--- start ---

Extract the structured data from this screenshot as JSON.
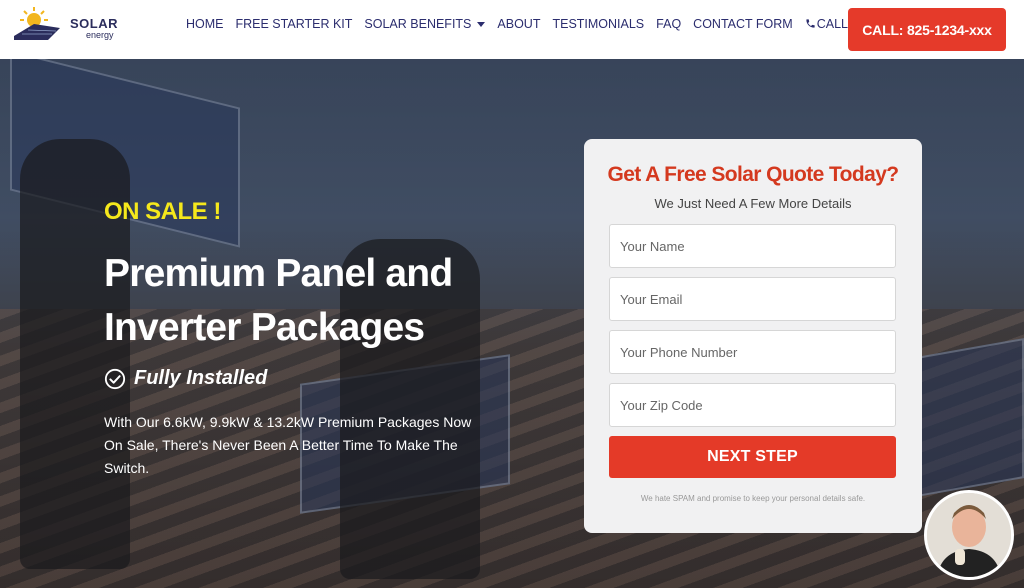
{
  "header": {
    "logo_text": "SOLAR",
    "logo_sub": "energy",
    "nav": [
      {
        "label": "HOME"
      },
      {
        "label": "FREE STARTER KIT"
      },
      {
        "label": "SOLAR BENEFITS"
      },
      {
        "label": "ABOUT"
      },
      {
        "label": "TESTIMONIALS"
      },
      {
        "label": "FAQ"
      },
      {
        "label": "CONTACT FORM"
      },
      {
        "label": "CALL US NOW!"
      }
    ],
    "call_button": "CALL: 825-1234-xxx"
  },
  "hero": {
    "badge": "ON SALE !",
    "title": "Premium Panel and Inverter Packages",
    "installed": "Fully Installed",
    "description": "With Our 6.6kW, 9.9kW & 13.2kW Premium Packages Now On Sale, There's Never Been A Better Time To Make The Switch."
  },
  "form": {
    "title": "Get A Free Solar Quote Today?",
    "subtitle": "We Just Need A Few More Details",
    "fields": {
      "name": "Your Name",
      "email": "Your Email",
      "phone": "Your Phone Number",
      "zip": "Your Zip Code"
    },
    "submit": "NEXT STEP",
    "note": "We hate SPAM and promise to keep your personal details safe."
  },
  "colors": {
    "accent_red": "#e53a2a",
    "nav_text": "#2b2d6e",
    "sale_yellow": "#f5e81c",
    "form_title": "#d4391f"
  }
}
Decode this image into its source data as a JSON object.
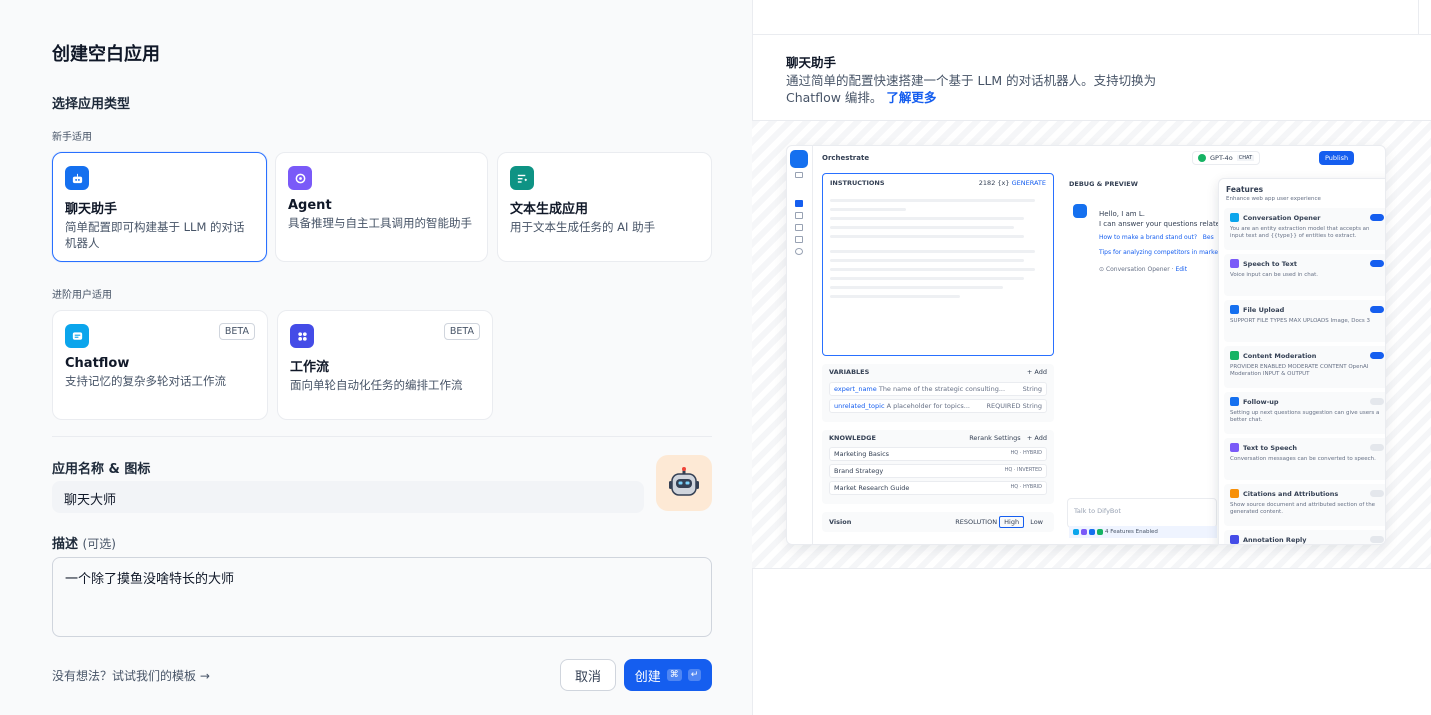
{
  "page_title": "创建空白应用",
  "select_type_label": "选择应用类型",
  "beginner_label": "新手适用",
  "advanced_label": "进阶用户适用",
  "beginner_cards": [
    {
      "title": "聊天助手",
      "desc": "简单配置即可构建基于 LLM 的对话机器人",
      "color": "#1570ef",
      "icon": "chat-bot-icon"
    },
    {
      "title": "Agent",
      "desc": "具备推理与自主工具调用的智能助手",
      "color": "#7a5af8",
      "icon": "agent-icon"
    },
    {
      "title": "文本生成应用",
      "desc": "用于文本生成任务的 AI 助手",
      "color": "#0e9384",
      "icon": "text-gen-icon"
    }
  ],
  "advanced_cards": [
    {
      "title": "Chatflow",
      "desc": "支持记忆的复杂多轮对话工作流",
      "badge": "BETA",
      "color": "#0ba5ec",
      "icon": "chatflow-icon"
    },
    {
      "title": "工作流",
      "desc": "面向单轮自动化任务的编排工作流",
      "badge": "BETA",
      "color": "#444ce7",
      "icon": "workflow-icon"
    }
  ],
  "name_section_label": "应用名称 & 图标",
  "app_name_value": "聊天大师",
  "desc_label": "描述",
  "desc_optional": "(可选)",
  "desc_value": "一个除了摸鱼没啥特长的大师",
  "template_link": "没有想法？试试我们的模板 →",
  "cancel_label": "取消",
  "create_label": "创建",
  "create_kbd": [
    "⌘",
    "↵"
  ],
  "preview": {
    "title": "聊天助手",
    "desc": "通过简单的配置快速搭建一个基于 LLM 的对话机器人。支持切换为 Chatflow 编排。",
    "learn_more": "了解更多",
    "orchestrate": "Orchestrate",
    "model": "GPT-4o",
    "model_tag": "CHAT",
    "publish": "Publish",
    "instructions": "INSTRUCTIONS",
    "instr_count": "2182",
    "instr_var": "{x}",
    "generate": "GENERATE",
    "variables": "VARIABLES",
    "add": "Add",
    "vars": [
      {
        "name": "expert_name",
        "desc": "The name of the strategic consulting...",
        "type": "String"
      },
      {
        "name": "unrelated_topic",
        "desc": "A placeholder for topics...",
        "req": "REQUIRED",
        "type": "String"
      }
    ],
    "knowledge": "KNOWLEDGE",
    "rerank": "Rerank Settings",
    "kb": [
      {
        "name": "Marketing Basics",
        "tag": "HQ · HYBRID"
      },
      {
        "name": "Brand Strategy",
        "tag": "HQ · INVERTED"
      },
      {
        "name": "Market Research Guide",
        "tag": "HQ · HYBRID"
      }
    ],
    "vision": "Vision",
    "resolution": "RESOLUTION",
    "high": "High",
    "low": "Low",
    "debug": "DEBUG & PREVIEW",
    "hello": "Hello, I am L.",
    "answer": "I can answer your questions related",
    "sugg1": "How to make a brand stand out?",
    "sugg1b": "Bes",
    "sugg2": "Tips for analyzing competitors in market",
    "opener": "Conversation Opener",
    "edit": "Edit",
    "talk": "Talk to DifyBot",
    "features_enabled": "4 Features Enabled",
    "features_title": "Features",
    "features_sub": "Enhance web app user experience",
    "features": [
      {
        "name": "Conversation Opener",
        "desc": "You are an entity extraction model that accepts an input text and {{type}} of entities to extract.",
        "on": true,
        "color": "#0ba5ec"
      },
      {
        "name": "Speech to Text",
        "desc": "Voice input can be used in chat.",
        "on": true,
        "color": "#7a5af8"
      },
      {
        "name": "File Upload",
        "desc": "SUPPORT FILE TYPES   MAX UPLOADS  Image, Docs   3",
        "on": true,
        "color": "#1570ef"
      },
      {
        "name": "Content Moderation",
        "desc": "PROVIDER   ENABLED MODERATE CONTENT  OpenAI Moderation   INPUT & OUTPUT",
        "on": true,
        "color": "#16b364"
      },
      {
        "name": "Follow-up",
        "desc": "Setting up next questions suggestion can give users a better chat.",
        "on": false,
        "color": "#1570ef"
      },
      {
        "name": "Text to Speech",
        "desc": "Conversation messages can be converted to speech.",
        "on": false,
        "color": "#7a5af8"
      },
      {
        "name": "Citations and Attributions",
        "desc": "Show source document and attributed section of the generated content.",
        "on": false,
        "color": "#f79009"
      },
      {
        "name": "Annotation Reply",
        "desc": "",
        "on": false,
        "color": "#444ce7"
      }
    ]
  }
}
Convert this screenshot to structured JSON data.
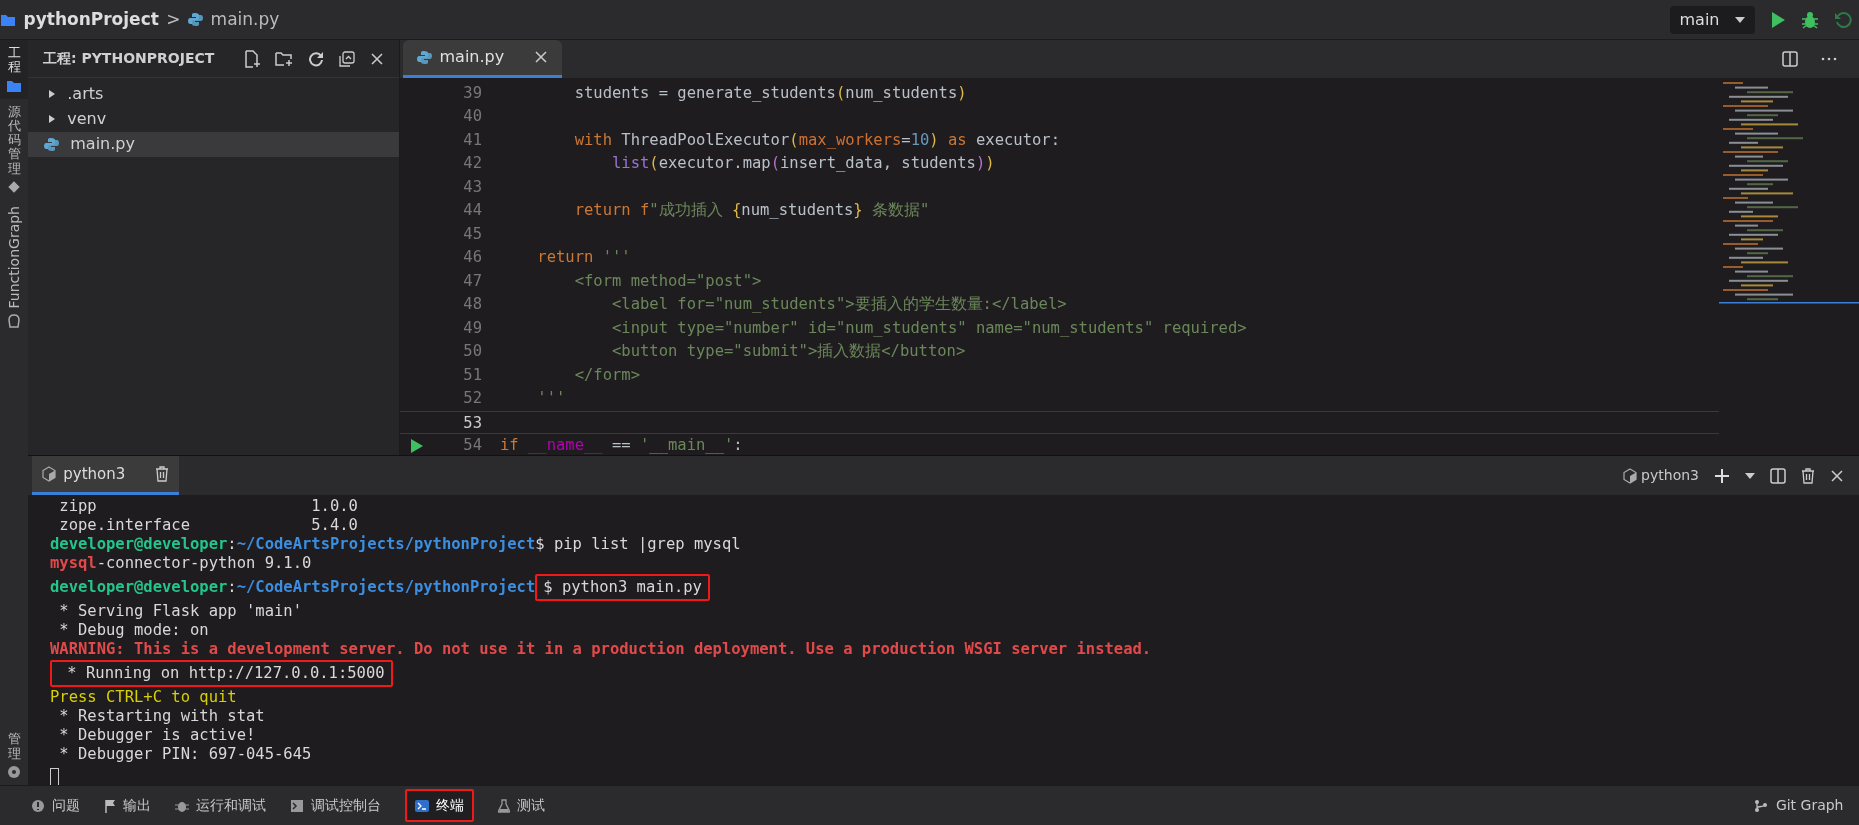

--- end ---

-- The exercise --
Reproduce all of the data exactly; the pictures do not belong in the copy.

-- The completed task --
Extract the structured data from this screenshot as JSON.
{
  "header": {
    "logo_text": "SOLAR",
    "logo_sub": "energy",
    "nav": [
      {
        "label": "HOME"
      },
      {
        "label": "FREE STARTER KIT"
      },
      {
        "label": "SOLAR BENEFITS"
      },
      {
        "label": "ABOUT"
      },
      {
        "label": "TESTIMONIALS"
      },
      {
        "label": "FAQ"
      },
      {
        "label": "CONTACT FORM"
      },
      {
        "label": "CALL US NOW!"
      }
    ],
    "call_button": "CALL: 825-1234-xxx"
  },
  "hero": {
    "badge": "ON SALE !",
    "title": "Premium Panel and Inverter Packages",
    "installed": "Fully Installed",
    "description": "With Our 6.6kW, 9.9kW & 13.2kW Premium Packages Now On Sale, There's Never Been A Better Time To Make The Switch."
  },
  "form": {
    "title": "Get A Free Solar Quote Today?",
    "subtitle": "We Just Need A Few More Details",
    "fields": {
      "name": "Your Name",
      "email": "Your Email",
      "phone": "Your Phone Number",
      "zip": "Your Zip Code"
    },
    "submit": "NEXT STEP",
    "note": "We hate SPAM and promise to keep your personal details safe."
  },
  "colors": {
    "accent_red": "#e53a2a",
    "nav_text": "#2b2d6e",
    "sale_yellow": "#f5e81c",
    "form_title": "#d4391f"
  }
}
Decode this image into its source data as a JSON object.
{
  "page_title": "创建空白应用",
  "select_type_label": "选择应用类型",
  "beginner_label": "新手适用",
  "advanced_label": "进阶用户适用",
  "beginner_cards": [
    {
      "title": "聊天助手",
      "desc": "简单配置即可构建基于 LLM 的对话机器人",
      "color": "#1570ef",
      "icon": "chat-bot-icon"
    },
    {
      "title": "Agent",
      "desc": "具备推理与自主工具调用的智能助手",
      "color": "#7a5af8",
      "icon": "agent-icon"
    },
    {
      "title": "文本生成应用",
      "desc": "用于文本生成任务的 AI 助手",
      "color": "#0e9384",
      "icon": "text-gen-icon"
    }
  ],
  "advanced_cards": [
    {
      "title": "Chatflow",
      "desc": "支持记忆的复杂多轮对话工作流",
      "badge": "BETA",
      "color": "#0ba5ec",
      "icon": "chatflow-icon"
    },
    {
      "title": "工作流",
      "desc": "面向单轮自动化任务的编排工作流",
      "badge": "BETA",
      "color": "#444ce7",
      "icon": "workflow-icon"
    }
  ],
  "name_section_label": "应用名称 & 图标",
  "app_name_value": "聊天大师",
  "desc_label": "描述",
  "desc_optional": "(可选)",
  "desc_value": "一个除了摸鱼没啥特长的大师",
  "template_link": "没有想法？试试我们的模板 →",
  "cancel_label": "取消",
  "create_label": "创建",
  "create_kbd": [
    "⌘",
    "↵"
  ],
  "preview": {
    "title": "聊天助手",
    "desc": "通过简单的配置快速搭建一个基于 LLM 的对话机器人。支持切换为 Chatflow 编排。",
    "learn_more": "了解更多",
    "orchestrate": "Orchestrate",
    "model": "GPT-4o",
    "model_tag": "CHAT",
    "publish": "Publish",
    "instructions": "INSTRUCTIONS",
    "instr_count": "2182",
    "instr_var": "{x}",
    "generate": "GENERATE",
    "variables": "VARIABLES",
    "add": "Add",
    "vars": [
      {
        "name": "expert_name",
        "desc": "The name of the strategic consulting...",
        "type": "String"
      },
      {
        "name": "unrelated_topic",
        "desc": "A placeholder for topics...",
        "req": "REQUIRED",
        "type": "String"
      }
    ],
    "knowledge": "KNOWLEDGE",
    "rerank": "Rerank Settings",
    "kb": [
      {
        "name": "Marketing Basics",
        "tag": "HQ · HYBRID"
      },
      {
        "name": "Brand Strategy",
        "tag": "HQ · INVERTED"
      },
      {
        "name": "Market Research Guide",
        "tag": "HQ · HYBRID"
      }
    ],
    "vision": "Vision",
    "resolution": "RESOLUTION",
    "high": "High",
    "low": "Low",
    "debug": "DEBUG & PREVIEW",
    "hello": "Hello, I am L.",
    "answer": "I can answer your questions related",
    "sugg1": "How to make a brand stand out?",
    "sugg1b": "Bes",
    "sugg2": "Tips for analyzing competitors in market",
    "opener": "Conversation Opener",
    "edit": "Edit",
    "talk": "Talk to DifyBot",
    "features_enabled": "4 Features Enabled",
    "features_title": "Features",
    "features_sub": "Enhance web app user experience",
    "features": [
      {
        "name": "Conversation Opener",
        "desc": "You are an entity extraction model that accepts an input text and {{type}} of entities to extract.",
        "on": true,
        "color": "#0ba5ec"
      },
      {
        "name": "Speech to Text",
        "desc": "Voice input can be used in chat.",
        "on": true,
        "color": "#7a5af8"
      },
      {
        "name": "File Upload",
        "desc": "SUPPORT FILE TYPES   MAX UPLOADS  Image, Docs   3",
        "on": true,
        "color": "#1570ef"
      },
      {
        "name": "Content Moderation",
        "desc": "PROVIDER   ENABLED MODERATE CONTENT  OpenAI Moderation   INPUT & OUTPUT",
        "on": true,
        "color": "#16b364"
      },
      {
        "name": "Follow-up",
        "desc": "Setting up next questions suggestion can give users a better chat.",
        "on": false,
        "color": "#1570ef"
      },
      {
        "name": "Text to Speech",
        "desc": "Conversation messages can be converted to speech.",
        "on": false,
        "color": "#7a5af8"
      },
      {
        "name": "Citations and Attributions",
        "desc": "Show source document and attributed section of the generated content.",
        "on": false,
        "color": "#f79009"
      },
      {
        "name": "Annotation Reply",
        "desc": "",
        "on": false,
        "color": "#444ce7"
      }
    ]
  }
}
Convert this screenshot to structured JSON data.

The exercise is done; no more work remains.